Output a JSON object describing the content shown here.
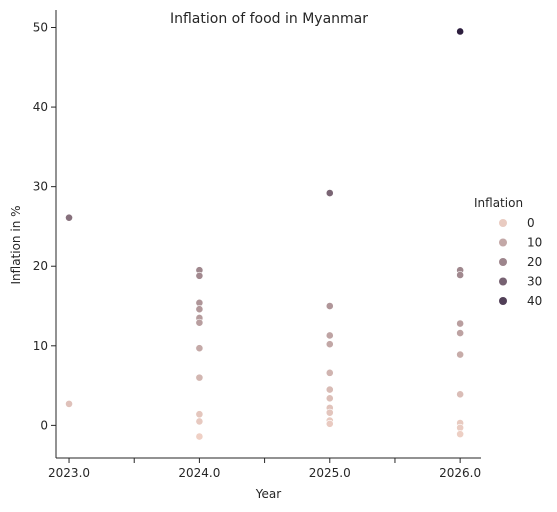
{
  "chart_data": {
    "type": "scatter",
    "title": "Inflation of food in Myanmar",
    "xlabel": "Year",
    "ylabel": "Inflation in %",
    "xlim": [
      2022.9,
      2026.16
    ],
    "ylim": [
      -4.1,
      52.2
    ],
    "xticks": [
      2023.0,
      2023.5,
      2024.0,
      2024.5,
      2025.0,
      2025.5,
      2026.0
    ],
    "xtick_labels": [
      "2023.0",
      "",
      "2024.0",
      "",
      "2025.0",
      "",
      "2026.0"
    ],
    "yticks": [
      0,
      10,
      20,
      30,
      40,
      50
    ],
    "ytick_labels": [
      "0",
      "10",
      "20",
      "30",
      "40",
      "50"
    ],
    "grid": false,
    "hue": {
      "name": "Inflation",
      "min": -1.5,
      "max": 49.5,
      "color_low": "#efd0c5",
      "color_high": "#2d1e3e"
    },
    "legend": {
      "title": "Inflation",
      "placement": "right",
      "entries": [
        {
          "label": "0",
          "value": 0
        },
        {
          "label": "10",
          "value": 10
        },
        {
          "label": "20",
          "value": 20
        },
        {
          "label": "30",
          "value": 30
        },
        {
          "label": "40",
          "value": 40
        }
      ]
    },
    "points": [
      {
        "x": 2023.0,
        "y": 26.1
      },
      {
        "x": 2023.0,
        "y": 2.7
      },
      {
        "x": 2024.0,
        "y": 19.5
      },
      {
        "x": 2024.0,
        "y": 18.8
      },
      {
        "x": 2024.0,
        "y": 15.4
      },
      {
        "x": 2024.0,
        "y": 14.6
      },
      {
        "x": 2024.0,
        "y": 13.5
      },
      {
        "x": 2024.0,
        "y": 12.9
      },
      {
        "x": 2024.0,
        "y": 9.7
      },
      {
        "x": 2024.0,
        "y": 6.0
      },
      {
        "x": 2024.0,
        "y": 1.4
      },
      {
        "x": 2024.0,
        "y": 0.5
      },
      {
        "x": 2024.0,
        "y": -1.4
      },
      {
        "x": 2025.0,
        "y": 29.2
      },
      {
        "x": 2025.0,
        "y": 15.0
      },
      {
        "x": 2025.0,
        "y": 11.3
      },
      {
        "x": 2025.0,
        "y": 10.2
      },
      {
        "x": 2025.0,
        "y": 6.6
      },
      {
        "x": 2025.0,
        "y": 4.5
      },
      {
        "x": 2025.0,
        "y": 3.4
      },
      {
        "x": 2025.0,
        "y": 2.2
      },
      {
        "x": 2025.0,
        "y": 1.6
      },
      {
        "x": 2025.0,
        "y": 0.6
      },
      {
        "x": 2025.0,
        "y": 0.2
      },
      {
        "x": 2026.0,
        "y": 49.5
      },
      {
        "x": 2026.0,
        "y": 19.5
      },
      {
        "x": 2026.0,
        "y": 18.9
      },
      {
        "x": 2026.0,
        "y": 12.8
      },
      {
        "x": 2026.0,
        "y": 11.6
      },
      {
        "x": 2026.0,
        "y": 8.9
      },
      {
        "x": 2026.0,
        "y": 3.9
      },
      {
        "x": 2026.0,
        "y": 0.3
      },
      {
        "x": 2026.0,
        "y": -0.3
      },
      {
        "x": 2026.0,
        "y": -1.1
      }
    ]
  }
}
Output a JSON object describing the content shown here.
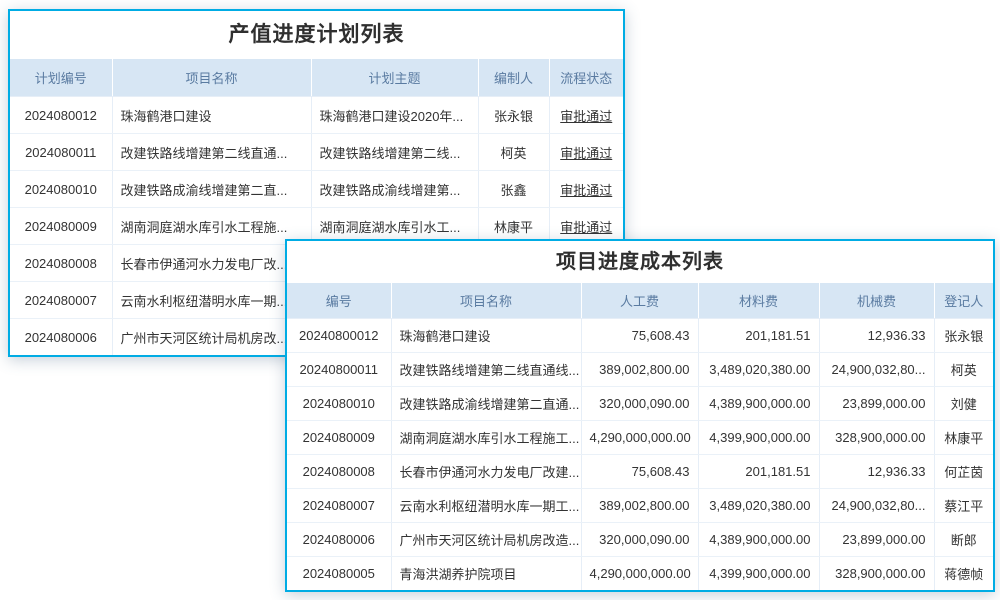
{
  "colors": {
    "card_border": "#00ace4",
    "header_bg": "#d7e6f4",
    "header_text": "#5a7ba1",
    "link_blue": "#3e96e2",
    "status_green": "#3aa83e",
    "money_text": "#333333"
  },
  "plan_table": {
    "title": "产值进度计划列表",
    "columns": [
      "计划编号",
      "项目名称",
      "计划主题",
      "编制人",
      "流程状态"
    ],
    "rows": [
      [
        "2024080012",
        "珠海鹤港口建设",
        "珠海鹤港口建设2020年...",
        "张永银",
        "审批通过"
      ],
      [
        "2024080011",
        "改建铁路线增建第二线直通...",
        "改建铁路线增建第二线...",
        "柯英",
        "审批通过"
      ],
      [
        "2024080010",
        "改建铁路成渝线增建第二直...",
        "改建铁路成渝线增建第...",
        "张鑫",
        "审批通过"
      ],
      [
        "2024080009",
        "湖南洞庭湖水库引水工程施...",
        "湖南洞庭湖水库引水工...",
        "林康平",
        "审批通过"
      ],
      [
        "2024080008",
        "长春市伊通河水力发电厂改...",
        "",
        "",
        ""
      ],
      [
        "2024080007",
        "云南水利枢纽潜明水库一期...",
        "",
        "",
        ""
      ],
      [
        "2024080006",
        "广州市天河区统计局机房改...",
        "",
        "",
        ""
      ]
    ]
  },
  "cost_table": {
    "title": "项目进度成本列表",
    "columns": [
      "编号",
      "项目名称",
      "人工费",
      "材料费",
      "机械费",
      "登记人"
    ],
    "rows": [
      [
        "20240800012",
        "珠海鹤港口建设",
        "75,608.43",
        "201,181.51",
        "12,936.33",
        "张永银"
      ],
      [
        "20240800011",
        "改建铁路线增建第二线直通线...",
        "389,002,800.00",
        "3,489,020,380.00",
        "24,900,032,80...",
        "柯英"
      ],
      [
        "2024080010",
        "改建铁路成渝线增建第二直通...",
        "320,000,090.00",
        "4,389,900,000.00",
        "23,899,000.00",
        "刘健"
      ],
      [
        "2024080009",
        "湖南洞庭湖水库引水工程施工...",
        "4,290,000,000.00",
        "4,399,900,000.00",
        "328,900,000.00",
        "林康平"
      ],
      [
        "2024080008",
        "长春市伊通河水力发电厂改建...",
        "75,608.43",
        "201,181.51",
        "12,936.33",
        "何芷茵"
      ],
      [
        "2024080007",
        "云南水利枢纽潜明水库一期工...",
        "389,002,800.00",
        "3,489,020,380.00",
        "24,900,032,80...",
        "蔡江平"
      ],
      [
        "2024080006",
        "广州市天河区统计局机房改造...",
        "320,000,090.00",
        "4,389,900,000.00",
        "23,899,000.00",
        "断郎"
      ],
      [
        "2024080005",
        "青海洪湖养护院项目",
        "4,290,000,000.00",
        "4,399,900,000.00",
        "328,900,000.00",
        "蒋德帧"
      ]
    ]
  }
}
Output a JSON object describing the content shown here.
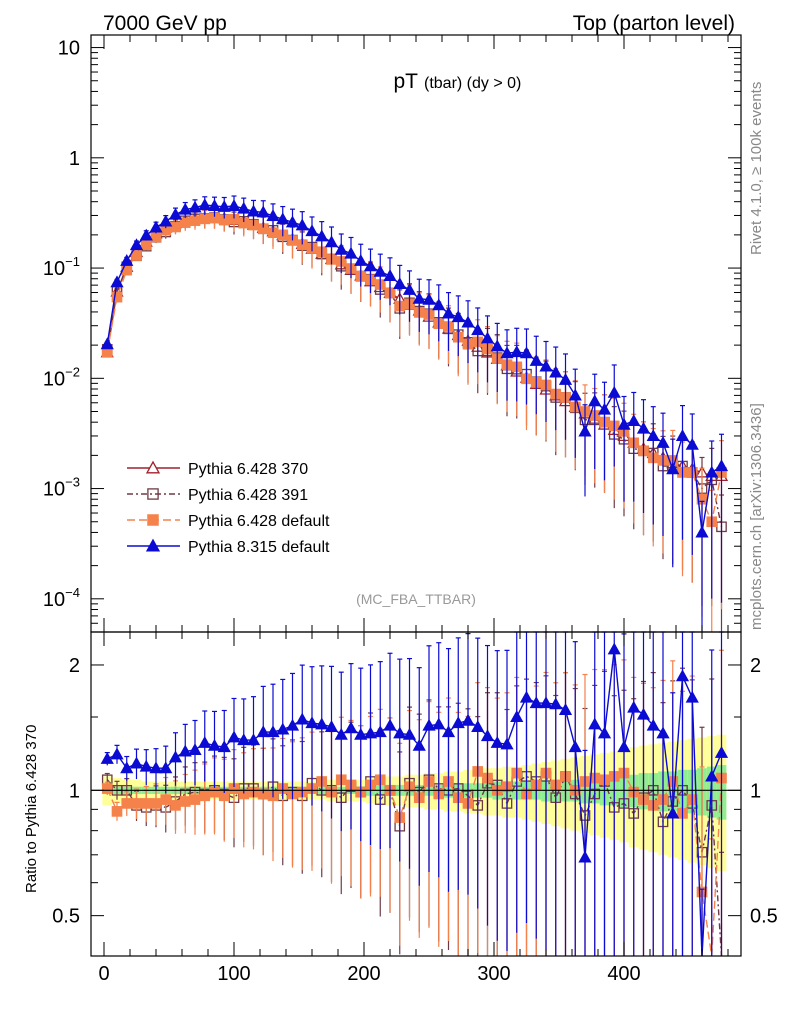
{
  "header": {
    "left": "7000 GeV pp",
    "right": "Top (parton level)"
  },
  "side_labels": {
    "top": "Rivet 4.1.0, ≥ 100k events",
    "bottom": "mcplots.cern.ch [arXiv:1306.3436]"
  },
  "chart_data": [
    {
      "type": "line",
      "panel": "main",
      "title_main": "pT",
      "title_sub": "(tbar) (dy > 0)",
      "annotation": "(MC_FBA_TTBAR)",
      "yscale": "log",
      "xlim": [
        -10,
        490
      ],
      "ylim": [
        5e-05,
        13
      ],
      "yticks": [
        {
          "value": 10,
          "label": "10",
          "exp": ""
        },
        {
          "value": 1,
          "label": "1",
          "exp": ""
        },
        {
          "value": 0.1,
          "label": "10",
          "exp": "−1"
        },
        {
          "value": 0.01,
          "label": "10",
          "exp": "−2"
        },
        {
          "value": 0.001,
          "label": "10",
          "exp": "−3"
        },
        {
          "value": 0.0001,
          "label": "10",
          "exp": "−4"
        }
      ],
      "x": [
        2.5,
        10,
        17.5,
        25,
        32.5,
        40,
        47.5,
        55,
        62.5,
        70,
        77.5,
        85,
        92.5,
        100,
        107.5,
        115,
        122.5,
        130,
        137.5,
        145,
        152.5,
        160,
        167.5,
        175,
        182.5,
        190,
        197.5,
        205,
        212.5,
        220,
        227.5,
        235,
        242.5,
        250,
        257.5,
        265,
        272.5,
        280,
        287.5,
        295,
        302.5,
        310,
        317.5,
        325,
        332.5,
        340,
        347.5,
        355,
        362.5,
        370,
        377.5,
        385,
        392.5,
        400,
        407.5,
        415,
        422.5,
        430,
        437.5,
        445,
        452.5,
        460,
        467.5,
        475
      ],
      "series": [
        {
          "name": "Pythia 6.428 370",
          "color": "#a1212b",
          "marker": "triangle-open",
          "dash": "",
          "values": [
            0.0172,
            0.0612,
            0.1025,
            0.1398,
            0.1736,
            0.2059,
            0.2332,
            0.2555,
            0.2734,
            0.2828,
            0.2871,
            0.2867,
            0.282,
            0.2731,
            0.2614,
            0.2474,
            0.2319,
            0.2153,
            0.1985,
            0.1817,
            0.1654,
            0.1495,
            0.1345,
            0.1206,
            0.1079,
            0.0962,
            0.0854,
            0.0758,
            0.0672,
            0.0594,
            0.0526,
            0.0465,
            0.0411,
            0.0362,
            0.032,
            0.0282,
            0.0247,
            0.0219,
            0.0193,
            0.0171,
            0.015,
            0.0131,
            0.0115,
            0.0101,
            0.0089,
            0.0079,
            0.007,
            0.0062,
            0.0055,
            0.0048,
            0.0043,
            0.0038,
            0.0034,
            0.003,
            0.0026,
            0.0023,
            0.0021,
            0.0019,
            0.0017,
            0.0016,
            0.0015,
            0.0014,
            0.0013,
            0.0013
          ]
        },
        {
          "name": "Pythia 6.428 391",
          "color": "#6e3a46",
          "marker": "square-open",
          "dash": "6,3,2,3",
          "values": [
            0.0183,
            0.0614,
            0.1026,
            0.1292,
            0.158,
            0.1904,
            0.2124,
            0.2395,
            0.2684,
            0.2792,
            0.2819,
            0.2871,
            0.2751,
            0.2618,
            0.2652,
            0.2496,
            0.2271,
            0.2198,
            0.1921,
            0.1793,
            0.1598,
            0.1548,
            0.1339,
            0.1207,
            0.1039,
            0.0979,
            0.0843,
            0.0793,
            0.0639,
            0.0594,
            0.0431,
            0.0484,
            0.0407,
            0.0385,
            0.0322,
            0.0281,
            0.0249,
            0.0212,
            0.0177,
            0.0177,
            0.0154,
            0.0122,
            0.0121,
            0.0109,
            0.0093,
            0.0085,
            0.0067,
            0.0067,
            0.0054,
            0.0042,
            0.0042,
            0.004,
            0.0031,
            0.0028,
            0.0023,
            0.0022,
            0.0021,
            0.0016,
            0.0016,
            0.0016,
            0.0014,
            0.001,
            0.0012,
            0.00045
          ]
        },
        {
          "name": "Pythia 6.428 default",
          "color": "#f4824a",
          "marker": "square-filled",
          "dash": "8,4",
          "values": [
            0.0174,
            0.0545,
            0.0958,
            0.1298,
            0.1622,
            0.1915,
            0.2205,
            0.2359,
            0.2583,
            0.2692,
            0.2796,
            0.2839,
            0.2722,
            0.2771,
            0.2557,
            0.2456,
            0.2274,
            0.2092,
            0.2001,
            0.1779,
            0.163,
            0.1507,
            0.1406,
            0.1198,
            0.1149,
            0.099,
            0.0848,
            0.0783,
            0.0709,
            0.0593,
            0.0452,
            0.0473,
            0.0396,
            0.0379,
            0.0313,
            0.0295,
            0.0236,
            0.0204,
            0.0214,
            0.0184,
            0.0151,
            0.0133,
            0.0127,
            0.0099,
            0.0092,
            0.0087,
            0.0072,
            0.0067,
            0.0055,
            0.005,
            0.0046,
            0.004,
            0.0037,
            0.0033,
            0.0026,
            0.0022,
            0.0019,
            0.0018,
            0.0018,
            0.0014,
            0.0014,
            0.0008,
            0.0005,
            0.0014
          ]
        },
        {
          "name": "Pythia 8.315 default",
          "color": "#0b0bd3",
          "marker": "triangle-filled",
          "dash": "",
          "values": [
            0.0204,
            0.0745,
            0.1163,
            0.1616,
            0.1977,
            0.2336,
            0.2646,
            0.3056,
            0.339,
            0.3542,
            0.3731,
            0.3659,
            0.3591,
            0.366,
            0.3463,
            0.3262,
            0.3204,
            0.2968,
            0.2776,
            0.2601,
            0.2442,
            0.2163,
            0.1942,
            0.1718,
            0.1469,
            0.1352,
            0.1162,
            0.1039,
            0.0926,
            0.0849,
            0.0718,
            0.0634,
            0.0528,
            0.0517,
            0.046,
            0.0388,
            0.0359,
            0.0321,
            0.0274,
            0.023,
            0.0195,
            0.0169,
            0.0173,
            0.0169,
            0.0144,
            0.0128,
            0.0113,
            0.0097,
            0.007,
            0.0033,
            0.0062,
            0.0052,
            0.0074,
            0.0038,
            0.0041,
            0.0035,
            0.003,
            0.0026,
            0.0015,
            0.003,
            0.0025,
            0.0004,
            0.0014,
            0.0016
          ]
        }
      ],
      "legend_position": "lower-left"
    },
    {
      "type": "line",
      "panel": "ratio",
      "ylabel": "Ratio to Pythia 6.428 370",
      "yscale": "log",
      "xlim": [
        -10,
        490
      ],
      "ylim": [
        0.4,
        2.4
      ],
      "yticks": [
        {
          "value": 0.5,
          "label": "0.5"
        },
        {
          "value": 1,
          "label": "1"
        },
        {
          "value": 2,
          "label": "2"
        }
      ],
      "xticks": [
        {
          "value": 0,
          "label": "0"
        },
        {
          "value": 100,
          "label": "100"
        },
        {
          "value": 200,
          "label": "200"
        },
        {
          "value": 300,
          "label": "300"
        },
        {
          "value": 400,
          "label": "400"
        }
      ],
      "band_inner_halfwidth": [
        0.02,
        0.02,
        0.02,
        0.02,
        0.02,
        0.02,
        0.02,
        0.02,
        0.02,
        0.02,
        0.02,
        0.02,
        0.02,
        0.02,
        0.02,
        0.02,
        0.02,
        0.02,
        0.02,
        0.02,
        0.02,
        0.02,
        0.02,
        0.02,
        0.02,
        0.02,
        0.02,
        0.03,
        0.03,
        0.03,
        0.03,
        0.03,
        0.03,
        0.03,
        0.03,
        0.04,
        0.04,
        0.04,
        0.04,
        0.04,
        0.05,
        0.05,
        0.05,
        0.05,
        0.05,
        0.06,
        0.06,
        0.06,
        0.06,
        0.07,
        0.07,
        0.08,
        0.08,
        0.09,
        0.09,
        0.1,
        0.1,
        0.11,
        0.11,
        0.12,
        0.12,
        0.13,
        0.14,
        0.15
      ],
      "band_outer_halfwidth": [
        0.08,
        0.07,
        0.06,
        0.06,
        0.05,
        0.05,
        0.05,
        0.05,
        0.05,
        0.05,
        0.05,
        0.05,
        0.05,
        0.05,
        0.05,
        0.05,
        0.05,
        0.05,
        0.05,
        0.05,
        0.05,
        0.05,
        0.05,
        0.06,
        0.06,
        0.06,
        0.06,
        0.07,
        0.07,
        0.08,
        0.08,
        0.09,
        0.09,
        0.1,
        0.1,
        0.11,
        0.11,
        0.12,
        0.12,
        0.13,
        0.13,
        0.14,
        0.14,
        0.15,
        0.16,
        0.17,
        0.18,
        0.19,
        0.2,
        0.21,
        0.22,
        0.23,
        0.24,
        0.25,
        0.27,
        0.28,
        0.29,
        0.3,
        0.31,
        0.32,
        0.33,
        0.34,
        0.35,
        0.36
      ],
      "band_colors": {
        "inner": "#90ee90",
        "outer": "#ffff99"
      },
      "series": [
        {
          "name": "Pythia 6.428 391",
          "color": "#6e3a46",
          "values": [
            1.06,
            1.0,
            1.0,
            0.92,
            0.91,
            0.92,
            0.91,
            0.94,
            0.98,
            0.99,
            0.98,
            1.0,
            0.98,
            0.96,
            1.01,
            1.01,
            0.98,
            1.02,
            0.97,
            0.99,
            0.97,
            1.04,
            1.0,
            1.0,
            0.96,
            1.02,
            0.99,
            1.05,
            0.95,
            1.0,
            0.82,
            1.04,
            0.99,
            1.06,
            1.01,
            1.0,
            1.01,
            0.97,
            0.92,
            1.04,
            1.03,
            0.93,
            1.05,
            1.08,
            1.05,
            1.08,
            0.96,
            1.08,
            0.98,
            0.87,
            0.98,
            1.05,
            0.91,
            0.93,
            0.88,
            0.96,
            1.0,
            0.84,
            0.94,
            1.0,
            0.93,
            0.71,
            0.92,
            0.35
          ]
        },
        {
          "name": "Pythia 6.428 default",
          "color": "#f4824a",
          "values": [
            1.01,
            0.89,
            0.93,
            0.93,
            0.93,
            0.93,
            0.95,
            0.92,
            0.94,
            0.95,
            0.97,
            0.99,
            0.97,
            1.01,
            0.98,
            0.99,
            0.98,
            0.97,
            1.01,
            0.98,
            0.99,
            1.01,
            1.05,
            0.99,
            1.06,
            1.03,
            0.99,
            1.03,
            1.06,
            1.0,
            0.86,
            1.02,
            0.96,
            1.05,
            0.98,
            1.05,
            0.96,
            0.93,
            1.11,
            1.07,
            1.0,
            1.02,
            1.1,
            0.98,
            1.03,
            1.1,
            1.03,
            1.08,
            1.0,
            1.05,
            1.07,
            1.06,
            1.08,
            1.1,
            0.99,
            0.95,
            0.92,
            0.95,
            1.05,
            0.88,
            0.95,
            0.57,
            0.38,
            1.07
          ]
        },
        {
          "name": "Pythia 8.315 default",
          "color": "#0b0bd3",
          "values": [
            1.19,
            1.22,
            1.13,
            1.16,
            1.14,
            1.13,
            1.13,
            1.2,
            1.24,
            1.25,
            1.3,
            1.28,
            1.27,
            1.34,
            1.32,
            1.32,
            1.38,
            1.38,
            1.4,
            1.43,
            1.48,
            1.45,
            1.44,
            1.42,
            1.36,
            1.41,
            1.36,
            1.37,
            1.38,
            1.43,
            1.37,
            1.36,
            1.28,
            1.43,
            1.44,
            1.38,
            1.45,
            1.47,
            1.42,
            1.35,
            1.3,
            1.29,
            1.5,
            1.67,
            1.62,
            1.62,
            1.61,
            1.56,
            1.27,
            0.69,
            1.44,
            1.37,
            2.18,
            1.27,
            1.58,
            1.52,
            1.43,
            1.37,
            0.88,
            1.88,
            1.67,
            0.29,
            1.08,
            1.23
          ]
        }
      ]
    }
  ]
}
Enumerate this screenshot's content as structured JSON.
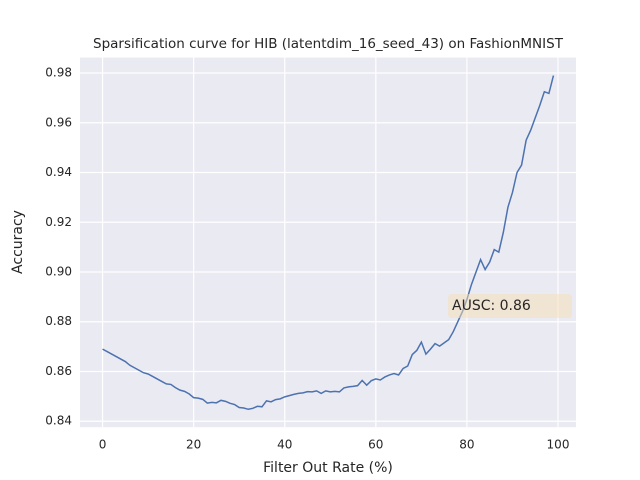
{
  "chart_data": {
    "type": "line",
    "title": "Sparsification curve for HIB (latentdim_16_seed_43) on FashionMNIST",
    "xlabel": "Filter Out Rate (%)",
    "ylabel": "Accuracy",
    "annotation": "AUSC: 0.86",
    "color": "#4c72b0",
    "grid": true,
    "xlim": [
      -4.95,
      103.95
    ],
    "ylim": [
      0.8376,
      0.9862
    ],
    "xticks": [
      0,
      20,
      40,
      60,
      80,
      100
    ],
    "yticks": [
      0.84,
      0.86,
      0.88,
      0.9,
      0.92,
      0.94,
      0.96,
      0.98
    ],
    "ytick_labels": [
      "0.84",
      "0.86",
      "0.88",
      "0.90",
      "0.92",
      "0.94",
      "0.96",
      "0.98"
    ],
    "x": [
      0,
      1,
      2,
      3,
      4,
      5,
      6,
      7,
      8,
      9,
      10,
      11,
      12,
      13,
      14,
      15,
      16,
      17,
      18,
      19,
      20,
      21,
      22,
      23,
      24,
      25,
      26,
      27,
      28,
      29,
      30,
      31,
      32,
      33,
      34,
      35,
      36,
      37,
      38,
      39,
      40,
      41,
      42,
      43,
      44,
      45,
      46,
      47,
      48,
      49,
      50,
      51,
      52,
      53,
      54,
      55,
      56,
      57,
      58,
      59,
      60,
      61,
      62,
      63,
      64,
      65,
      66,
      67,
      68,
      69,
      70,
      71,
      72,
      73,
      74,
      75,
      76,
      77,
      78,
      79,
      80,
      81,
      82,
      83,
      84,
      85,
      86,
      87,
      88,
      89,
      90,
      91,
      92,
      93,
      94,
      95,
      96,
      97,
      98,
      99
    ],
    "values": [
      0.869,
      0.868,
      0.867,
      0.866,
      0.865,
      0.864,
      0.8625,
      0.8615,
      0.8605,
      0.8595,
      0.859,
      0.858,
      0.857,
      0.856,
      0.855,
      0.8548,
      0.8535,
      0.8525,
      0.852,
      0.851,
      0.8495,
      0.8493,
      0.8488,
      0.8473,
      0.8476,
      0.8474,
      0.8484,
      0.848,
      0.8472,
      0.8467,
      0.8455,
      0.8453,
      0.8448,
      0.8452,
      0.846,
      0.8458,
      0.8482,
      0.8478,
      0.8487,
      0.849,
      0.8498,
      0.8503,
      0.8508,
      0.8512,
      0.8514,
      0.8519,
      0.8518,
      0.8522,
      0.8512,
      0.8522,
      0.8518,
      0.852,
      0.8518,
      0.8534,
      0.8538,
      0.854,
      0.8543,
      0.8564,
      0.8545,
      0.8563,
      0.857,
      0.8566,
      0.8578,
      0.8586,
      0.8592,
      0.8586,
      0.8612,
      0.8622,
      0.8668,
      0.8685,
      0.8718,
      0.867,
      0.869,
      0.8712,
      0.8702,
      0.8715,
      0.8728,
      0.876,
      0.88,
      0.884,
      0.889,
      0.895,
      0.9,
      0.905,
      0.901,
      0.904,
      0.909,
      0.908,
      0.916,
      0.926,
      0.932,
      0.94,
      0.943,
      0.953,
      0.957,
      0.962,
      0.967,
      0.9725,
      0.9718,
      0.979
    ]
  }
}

-------------------------

Task to complete: Collect the lines that hold "filled".

Task output:
          "marker": "square-filled",
          "marker": "triangle-filled",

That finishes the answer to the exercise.